THE TASK →
Extract, from the listing that follows, each line containing the word "Edit".

****

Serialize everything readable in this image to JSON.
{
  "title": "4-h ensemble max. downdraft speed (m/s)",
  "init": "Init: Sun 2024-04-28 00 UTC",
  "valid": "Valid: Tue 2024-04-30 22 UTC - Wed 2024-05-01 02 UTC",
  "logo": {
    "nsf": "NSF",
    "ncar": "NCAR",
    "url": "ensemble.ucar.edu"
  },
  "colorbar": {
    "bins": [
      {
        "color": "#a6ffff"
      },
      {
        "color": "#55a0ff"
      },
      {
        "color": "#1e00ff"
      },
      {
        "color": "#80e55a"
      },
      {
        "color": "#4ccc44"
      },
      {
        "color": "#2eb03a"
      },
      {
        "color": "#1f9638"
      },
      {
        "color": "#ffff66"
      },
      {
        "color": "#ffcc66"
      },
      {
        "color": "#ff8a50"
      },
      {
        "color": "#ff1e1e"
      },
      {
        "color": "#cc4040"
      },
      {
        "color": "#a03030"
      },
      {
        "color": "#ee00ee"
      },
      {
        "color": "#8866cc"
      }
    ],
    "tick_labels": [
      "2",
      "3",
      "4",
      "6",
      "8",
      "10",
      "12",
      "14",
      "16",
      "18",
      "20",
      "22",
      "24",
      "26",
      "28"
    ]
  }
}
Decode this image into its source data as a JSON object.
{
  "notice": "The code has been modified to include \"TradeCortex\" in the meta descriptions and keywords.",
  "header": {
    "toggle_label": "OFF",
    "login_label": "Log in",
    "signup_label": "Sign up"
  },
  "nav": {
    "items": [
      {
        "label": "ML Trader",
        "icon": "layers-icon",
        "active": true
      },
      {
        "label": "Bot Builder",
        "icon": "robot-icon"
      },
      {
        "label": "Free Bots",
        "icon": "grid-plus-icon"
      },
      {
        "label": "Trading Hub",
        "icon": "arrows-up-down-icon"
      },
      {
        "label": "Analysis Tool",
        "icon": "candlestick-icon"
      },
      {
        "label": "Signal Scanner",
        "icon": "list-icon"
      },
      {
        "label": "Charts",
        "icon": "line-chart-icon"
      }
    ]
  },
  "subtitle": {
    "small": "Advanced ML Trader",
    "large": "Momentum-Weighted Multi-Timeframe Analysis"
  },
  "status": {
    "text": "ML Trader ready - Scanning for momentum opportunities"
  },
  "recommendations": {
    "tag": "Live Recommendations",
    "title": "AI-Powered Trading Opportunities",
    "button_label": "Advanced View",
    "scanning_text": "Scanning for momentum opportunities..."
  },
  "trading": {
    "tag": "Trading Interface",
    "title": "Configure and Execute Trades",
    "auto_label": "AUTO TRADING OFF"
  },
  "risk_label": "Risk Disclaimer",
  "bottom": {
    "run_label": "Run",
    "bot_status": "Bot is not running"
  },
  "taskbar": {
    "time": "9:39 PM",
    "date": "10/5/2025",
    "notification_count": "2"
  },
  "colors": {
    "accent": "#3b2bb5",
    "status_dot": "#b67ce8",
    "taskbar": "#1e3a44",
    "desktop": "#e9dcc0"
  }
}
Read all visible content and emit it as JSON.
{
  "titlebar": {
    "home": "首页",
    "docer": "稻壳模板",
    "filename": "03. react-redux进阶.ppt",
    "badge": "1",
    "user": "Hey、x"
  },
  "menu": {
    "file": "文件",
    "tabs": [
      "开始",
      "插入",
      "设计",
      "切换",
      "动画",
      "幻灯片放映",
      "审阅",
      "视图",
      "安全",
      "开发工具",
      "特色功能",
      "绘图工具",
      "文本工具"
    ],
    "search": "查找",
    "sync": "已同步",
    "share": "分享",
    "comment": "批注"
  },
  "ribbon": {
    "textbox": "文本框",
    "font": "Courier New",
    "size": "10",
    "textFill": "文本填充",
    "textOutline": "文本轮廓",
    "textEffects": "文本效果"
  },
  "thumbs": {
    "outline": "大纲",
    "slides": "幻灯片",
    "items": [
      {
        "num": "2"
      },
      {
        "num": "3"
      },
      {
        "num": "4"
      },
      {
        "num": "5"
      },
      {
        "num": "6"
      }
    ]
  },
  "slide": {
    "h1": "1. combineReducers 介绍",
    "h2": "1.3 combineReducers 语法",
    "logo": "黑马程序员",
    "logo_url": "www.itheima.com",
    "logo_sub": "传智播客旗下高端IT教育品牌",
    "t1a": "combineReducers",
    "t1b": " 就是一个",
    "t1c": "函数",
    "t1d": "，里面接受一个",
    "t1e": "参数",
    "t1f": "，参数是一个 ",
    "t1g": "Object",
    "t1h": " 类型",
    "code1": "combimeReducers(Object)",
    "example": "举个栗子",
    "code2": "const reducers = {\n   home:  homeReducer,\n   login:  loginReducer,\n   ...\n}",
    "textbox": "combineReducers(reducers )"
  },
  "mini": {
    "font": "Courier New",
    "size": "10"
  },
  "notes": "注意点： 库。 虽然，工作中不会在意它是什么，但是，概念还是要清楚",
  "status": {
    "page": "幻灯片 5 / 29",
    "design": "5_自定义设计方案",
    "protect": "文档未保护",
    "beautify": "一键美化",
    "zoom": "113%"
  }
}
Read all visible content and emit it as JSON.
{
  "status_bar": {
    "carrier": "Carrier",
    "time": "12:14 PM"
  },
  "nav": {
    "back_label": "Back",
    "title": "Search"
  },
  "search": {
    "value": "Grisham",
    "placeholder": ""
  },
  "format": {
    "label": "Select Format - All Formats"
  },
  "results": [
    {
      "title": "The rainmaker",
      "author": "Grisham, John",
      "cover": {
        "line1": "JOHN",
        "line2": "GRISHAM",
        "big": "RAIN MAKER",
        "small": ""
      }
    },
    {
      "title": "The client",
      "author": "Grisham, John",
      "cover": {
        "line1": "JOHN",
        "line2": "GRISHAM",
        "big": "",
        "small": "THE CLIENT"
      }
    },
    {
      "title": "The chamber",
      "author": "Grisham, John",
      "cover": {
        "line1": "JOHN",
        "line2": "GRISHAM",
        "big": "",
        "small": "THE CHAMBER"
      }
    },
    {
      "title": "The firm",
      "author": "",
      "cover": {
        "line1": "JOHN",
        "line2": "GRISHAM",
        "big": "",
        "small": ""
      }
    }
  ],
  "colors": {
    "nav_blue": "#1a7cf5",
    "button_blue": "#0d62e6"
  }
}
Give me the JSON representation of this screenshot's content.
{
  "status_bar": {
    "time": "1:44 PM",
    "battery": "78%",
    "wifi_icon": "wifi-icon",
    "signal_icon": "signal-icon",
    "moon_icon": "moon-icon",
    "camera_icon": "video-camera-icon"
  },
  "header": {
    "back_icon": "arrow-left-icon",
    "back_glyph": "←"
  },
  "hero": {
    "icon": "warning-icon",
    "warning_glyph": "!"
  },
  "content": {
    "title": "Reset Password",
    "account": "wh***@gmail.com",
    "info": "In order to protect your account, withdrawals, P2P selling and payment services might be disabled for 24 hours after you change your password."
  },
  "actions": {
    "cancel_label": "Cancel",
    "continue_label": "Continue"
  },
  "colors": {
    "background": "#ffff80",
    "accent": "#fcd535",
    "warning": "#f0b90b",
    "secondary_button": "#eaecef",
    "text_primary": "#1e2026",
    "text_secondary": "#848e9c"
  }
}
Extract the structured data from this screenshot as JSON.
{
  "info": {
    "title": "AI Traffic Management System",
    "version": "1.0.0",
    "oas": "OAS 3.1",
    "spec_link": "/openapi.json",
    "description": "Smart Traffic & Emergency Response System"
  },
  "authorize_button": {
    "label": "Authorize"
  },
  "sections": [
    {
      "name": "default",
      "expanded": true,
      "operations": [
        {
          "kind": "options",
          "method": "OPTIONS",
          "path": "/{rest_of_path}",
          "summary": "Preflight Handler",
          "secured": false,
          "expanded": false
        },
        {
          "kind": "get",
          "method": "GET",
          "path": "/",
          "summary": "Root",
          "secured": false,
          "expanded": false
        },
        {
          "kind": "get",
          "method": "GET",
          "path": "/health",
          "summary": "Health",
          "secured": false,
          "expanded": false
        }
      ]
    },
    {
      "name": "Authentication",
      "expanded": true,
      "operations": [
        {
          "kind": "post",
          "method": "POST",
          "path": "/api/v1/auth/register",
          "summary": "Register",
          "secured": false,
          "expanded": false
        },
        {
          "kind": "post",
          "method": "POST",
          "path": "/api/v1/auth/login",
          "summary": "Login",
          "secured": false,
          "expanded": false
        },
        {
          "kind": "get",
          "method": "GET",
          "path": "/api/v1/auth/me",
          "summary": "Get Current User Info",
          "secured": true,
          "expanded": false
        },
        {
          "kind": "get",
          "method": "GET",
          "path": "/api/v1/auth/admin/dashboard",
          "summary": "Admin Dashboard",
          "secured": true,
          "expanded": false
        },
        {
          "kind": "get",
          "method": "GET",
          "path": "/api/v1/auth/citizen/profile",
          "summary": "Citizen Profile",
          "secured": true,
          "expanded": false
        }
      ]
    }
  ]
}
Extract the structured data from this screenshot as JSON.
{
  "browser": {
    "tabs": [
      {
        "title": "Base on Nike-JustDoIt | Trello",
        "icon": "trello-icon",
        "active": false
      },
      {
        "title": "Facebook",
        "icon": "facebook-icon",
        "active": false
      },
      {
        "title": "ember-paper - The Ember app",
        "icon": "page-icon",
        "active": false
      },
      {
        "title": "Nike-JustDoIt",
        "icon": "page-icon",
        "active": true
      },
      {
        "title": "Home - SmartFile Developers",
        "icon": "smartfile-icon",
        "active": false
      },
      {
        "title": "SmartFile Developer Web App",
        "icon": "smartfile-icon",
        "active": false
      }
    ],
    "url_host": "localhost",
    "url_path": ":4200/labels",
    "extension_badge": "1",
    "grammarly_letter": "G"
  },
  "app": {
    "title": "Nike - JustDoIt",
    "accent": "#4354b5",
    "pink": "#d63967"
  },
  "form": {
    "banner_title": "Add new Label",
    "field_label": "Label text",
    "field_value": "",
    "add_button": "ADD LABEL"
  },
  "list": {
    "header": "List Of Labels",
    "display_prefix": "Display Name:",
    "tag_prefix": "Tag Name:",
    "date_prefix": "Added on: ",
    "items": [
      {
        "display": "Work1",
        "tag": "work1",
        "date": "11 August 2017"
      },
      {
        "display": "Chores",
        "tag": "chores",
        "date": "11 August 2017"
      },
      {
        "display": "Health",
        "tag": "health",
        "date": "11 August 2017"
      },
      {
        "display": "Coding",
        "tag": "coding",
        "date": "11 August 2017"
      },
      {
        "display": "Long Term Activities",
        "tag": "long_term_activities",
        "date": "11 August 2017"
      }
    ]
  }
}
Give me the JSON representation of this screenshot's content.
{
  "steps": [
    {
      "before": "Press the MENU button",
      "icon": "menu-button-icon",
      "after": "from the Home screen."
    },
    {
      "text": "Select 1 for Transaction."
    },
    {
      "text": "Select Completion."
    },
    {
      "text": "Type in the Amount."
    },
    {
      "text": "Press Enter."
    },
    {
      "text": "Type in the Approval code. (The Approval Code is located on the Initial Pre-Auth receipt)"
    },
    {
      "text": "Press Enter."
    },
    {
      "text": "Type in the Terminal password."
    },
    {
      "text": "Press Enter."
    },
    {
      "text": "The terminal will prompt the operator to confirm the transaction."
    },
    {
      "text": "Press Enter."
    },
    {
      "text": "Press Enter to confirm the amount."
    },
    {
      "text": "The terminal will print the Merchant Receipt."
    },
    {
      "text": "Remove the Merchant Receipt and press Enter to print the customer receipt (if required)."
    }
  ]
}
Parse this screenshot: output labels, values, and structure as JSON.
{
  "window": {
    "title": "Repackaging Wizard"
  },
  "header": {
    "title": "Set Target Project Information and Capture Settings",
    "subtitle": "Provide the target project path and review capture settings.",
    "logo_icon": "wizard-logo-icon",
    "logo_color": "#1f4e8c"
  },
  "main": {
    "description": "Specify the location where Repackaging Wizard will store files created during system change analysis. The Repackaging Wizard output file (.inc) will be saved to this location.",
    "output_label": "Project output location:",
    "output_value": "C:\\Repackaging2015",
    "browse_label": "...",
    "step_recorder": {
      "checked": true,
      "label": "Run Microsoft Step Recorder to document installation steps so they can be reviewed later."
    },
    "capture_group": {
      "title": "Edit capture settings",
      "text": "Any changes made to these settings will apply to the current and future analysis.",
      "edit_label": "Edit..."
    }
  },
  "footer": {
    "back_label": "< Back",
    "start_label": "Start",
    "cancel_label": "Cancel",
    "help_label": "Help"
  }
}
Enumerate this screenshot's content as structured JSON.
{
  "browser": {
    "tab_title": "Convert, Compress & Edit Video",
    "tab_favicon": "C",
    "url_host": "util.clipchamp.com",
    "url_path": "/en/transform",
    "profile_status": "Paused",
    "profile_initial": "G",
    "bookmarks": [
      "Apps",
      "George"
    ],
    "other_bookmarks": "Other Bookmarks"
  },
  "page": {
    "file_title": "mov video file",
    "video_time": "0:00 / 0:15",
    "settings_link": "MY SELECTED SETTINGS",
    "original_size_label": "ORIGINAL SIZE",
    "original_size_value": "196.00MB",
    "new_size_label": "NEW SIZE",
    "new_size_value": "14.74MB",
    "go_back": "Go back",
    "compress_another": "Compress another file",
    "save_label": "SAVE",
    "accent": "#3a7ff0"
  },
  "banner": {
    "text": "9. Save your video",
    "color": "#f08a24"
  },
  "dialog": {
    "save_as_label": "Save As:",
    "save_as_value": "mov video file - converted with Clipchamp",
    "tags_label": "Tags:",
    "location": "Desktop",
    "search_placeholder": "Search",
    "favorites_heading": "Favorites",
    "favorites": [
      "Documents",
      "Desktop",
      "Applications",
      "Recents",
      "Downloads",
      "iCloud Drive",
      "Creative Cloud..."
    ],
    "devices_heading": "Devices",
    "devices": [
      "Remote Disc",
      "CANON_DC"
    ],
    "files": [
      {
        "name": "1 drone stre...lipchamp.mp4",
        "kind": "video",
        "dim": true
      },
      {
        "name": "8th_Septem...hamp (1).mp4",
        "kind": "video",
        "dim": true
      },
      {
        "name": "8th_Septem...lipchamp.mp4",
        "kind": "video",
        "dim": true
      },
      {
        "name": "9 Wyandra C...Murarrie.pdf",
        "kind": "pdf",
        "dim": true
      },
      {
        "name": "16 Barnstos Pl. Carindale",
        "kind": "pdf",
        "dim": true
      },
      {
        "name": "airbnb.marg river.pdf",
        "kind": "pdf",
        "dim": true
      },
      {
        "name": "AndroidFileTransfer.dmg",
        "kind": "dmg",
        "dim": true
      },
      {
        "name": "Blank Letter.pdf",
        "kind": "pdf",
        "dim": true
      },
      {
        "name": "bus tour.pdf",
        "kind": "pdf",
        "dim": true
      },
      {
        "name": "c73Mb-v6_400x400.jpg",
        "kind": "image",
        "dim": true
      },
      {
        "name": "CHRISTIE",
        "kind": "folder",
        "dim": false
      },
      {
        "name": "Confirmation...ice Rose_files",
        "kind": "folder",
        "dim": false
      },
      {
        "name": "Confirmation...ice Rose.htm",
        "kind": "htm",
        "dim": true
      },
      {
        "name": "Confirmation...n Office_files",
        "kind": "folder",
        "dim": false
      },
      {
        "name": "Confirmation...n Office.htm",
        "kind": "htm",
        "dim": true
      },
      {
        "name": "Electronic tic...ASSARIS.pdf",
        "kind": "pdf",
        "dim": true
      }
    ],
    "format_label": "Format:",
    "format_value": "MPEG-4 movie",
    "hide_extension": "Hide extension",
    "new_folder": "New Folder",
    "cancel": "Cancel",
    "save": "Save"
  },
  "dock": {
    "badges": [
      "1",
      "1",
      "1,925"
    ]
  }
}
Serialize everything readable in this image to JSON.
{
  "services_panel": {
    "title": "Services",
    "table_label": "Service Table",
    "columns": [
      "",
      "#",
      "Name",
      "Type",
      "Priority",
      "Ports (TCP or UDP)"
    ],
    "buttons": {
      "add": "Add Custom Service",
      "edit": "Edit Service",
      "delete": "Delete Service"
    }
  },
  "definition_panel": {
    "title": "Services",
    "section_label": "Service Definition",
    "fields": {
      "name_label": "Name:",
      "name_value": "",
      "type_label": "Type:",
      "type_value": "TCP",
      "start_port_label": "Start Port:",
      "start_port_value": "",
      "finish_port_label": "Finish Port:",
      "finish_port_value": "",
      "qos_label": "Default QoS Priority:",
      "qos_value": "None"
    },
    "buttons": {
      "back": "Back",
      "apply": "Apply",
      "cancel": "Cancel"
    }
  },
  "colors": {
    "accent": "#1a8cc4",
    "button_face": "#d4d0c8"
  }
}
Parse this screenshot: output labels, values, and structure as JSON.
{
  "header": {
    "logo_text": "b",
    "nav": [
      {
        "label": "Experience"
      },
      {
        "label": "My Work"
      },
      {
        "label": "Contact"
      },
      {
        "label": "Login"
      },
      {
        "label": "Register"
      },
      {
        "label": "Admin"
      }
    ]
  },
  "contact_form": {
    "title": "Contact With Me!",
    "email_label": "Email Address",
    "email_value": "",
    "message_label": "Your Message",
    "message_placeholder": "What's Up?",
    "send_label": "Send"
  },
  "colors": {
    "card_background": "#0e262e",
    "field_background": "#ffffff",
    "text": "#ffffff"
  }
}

****

WRITTEN ANSWER →
      "title": "Edit capture settings",
      "edit_label": "Edit..."
    "tab_title": "Convert, Compress & Edit Video",
      "edit": "Edit Service",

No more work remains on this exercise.